Copy nothing but the text: reproduce each line of the listing exactly and leave the pictures out.

## Begin

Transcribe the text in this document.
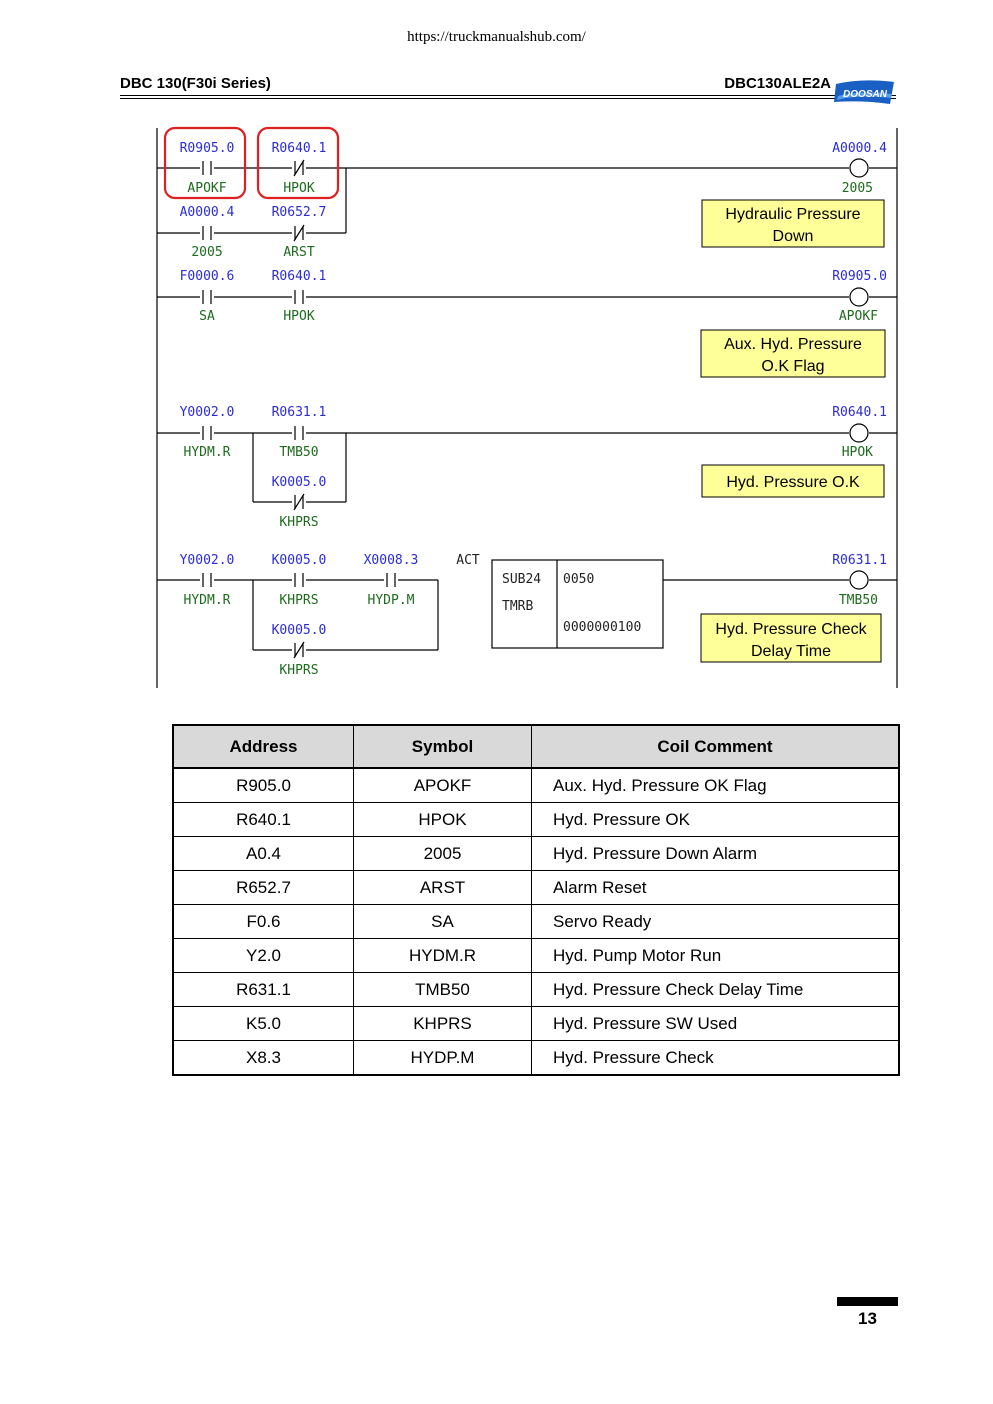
https://truckmanualshub.com/
DBC 130(F30i Series)	DBC130ALE2A
DOOSAN
R0905.0
APOKF
R0640.1
HPOK
A0000.4
2005
A0000.4
2005
R0652.7
ARST
Hydraulic Pressure
Down
F0000.6
SA
R0640.1
HPOK
R0905.0
APOKF
Aux. Hyd. Pressure
O.K Flag
Y0002.0
HYDM.R
R0631.1
TMB50
K0005.0
KHPRS
R0640.1
HPOK
Hyd. Pressure O.K
Y0002.0
HYDM.R
K0005.0
KHPRS
X0008.3
HYDP.M
ACT
K0005.0
KHPRS
SUB24
TMRB
0050
0000000100
R0631.1
TMB50
Hyd. Pressure Check
Delay Time
Address	Symbol	Coil Comment
R905.0	APOKF	Aux. Hyd. Pressure OK Flag
R640.1	HPOK	Hyd. Pressure OK
A0.4	2005	Hyd. Pressure Down Alarm
R652.7	ARST	Alarm Reset
F0.6	SA	Servo Ready
Y2.0	HYDM.R	Hyd. Pump Motor Run
R631.1	TMB50	Hyd. Pressure Check Delay Time
K5.0	KHPRS	Hyd. Pressure SW Used
X8.3	HYDP.M	Hyd. Pressure Check
13
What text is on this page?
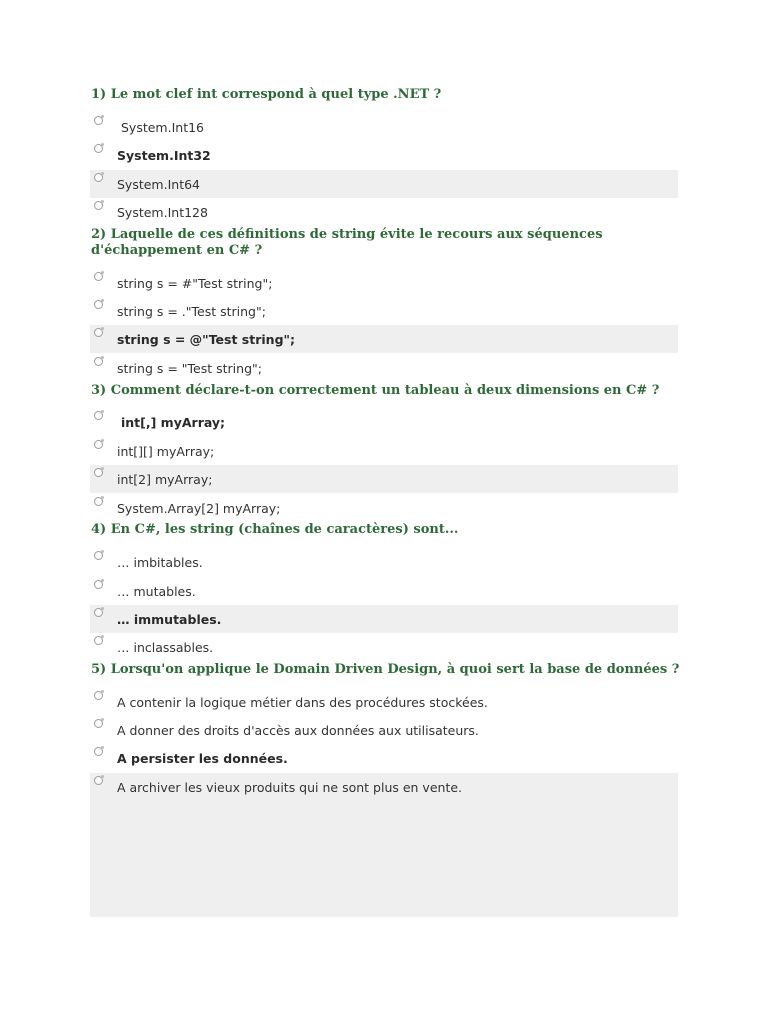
1) Le mot clef int correspond à quel type .NET ?
System.Int16
System.Int32
System.Int64
System.Int128
2) Laquelle de ces définitions de string évite le recours aux séquences d'échappement en C# ?
string s = #"Test string";
string s = ."Test string";
string s = @"Test string";
string s = "Test string";
3) Comment déclare-t-on correctement un tableau à deux dimensions en C# ?
int[,] myArray;
int[][] myArray;
int[2] myArray;
System.Array[2] myArray;
4) En C#, les string (chaînes de caractères) sont...
… imbitables.
… mutables.
… immutables.
… inclassables.
5) Lorsqu'on applique le Domain Driven Design, à quoi sert la base de données ?
A contenir la logique métier dans des procédures stockées.
A donner des droits d'accès aux données aux utilisateurs.
A persister les données.
A archiver les vieux produits qui ne sont plus en vente.
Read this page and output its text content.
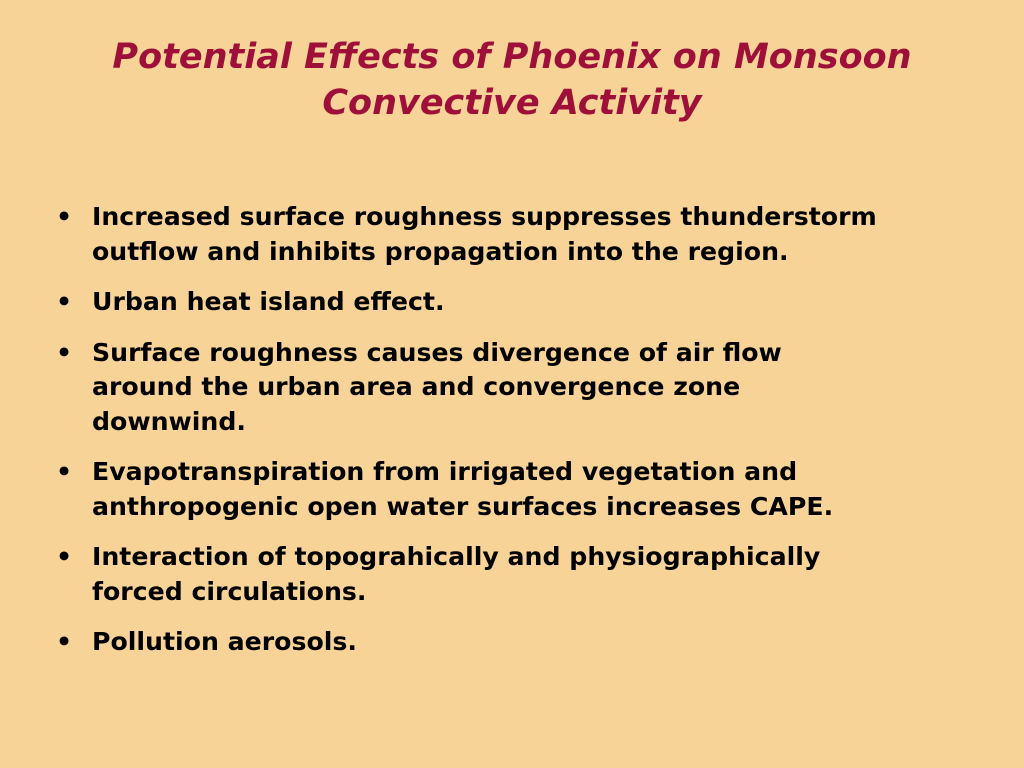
Potential Effects of Phoenix on Monsoon
Convective Activity
• Increased surface roughness suppresses thunderstorm
outflow and inhibits propagation into the region.
• Urban heat island effect.
• Surface roughness causes divergence of air flow
around the urban area and convergence zone
downwind.
• Evapotranspiration from irrigated vegetation and
anthropogenic open water surfaces increases CAPE.
• Interaction of topograhically and physiographically
forced circulations.
• Pollution aerosols.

## End

Full solution:
Transcribe the text in this document.
https://truckmanualshub.com/
DBC 130(F30i Series)	DBC130ALE2A
DOOSAN
R0905.0
APOKF
R0640.1
HPOK
A0000.4
2005
A0000.4
2005
R0652.7
ARST
Hydraulic Pressure
Down
F0000.6
SA
R0640.1
HPOK
R0905.0
APOKF
Aux. Hyd. Pressure
O.K Flag
Y0002.0
HYDM.R
R0631.1
TMB50
K0005.0
KHPRS
R0640.1
HPOK
Hyd. Pressure O.K
Y0002.0
HYDM.R
K0005.0
KHPRS
X0008.3
HYDP.M
ACT
K0005.0
KHPRS
SUB24
TMRB
0050
0000000100
R0631.1
TMB50
Hyd. Pressure Check
Delay Time
Address	Symbol	Coil Comment
R905.0	APOKF	Aux. Hyd. Pressure OK Flag
R640.1	HPOK	Hyd. Pressure OK
A0.4	2005	Hyd. Pressure Down Alarm
R652.7	ARST	Alarm Reset
F0.6	SA	Servo Ready
Y2.0	HYDM.R	Hyd. Pump Motor Run
R631.1	TMB50	Hyd. Pressure Check Delay Time
K5.0	KHPRS	Hyd. Pressure SW Used
X8.3	HYDP.M	Hyd. Pressure Check
13
What text is on this page?
1) Le mot clef int correspond à quel type .NET ?
System.Int16
System.Int32
System.Int64
System.Int128
2) Laquelle de ces définitions de string évite le recours aux séquences d'échappement en C# ?
string s = #"Test string";
string s = ."Test string";
string s = @"Test string";
string s = "Test string";
3) Comment déclare-t-on correctement un tableau à deux dimensions en C# ?
int[,] myArray;
int[][] myArray;
int[2] myArray;
System.Array[2] myArray;
4) En C#, les string (chaînes de caractères) sont...
… imbitables.
… mutables.
… immutables.
… inclassables.
5) Lorsqu'on applique le Domain Driven Design, à quoi sert la base de données ?
A contenir la logique métier dans des procédures stockées.
A donner des droits d'accès aux données aux utilisateurs.
A persister les données.
A archiver les vieux produits qui ne sont plus en vente.
Read this page and output its text content.
Potential Effects of Phoenix on Monsoon
Convective Activity
• Increased surface roughness suppresses thunderstorm
outflow and inhibits propagation into the region.
• Urban heat island effect.
• Surface roughness causes divergence of air flow
around the urban area and convergence zone
downwind.
• Evapotranspiration from irrigated vegetation and
anthropogenic open water surfaces increases CAPE.
• Interaction of topograhically and physiographically
forced circulations.
• Pollution aerosols.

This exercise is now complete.